Determine how many lines of this material contain "根据上述定义". Give only the number.

# Records for the exercise start

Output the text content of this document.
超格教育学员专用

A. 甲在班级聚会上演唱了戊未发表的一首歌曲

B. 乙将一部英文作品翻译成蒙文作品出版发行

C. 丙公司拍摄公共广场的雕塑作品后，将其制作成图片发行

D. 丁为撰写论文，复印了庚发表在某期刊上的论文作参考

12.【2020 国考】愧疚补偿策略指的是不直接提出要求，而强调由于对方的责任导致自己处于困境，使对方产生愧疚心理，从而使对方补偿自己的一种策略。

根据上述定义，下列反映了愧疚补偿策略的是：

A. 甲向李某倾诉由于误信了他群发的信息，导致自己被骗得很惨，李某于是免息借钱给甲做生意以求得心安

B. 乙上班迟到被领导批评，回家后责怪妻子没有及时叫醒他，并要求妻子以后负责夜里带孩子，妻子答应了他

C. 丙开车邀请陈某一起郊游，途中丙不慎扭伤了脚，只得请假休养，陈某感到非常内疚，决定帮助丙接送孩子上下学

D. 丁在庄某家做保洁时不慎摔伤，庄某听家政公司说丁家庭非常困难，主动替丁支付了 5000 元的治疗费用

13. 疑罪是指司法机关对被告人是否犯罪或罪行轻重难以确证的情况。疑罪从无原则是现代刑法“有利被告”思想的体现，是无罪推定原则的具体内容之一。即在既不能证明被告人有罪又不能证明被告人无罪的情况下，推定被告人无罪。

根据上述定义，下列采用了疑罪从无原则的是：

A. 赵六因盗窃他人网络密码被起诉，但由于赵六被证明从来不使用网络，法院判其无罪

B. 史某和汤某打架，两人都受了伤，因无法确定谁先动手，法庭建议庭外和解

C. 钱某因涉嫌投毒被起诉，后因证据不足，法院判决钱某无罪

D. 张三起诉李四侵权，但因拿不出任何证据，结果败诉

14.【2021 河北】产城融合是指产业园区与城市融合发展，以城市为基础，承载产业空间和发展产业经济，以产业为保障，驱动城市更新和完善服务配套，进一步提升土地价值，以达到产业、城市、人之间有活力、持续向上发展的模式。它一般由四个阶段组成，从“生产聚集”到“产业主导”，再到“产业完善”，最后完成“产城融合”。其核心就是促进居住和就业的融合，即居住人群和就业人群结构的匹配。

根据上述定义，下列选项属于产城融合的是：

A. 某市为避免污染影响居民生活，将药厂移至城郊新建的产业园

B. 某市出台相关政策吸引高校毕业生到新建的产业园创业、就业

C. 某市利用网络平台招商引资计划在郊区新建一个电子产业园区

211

# Records for the exercise end

*Solution:*
3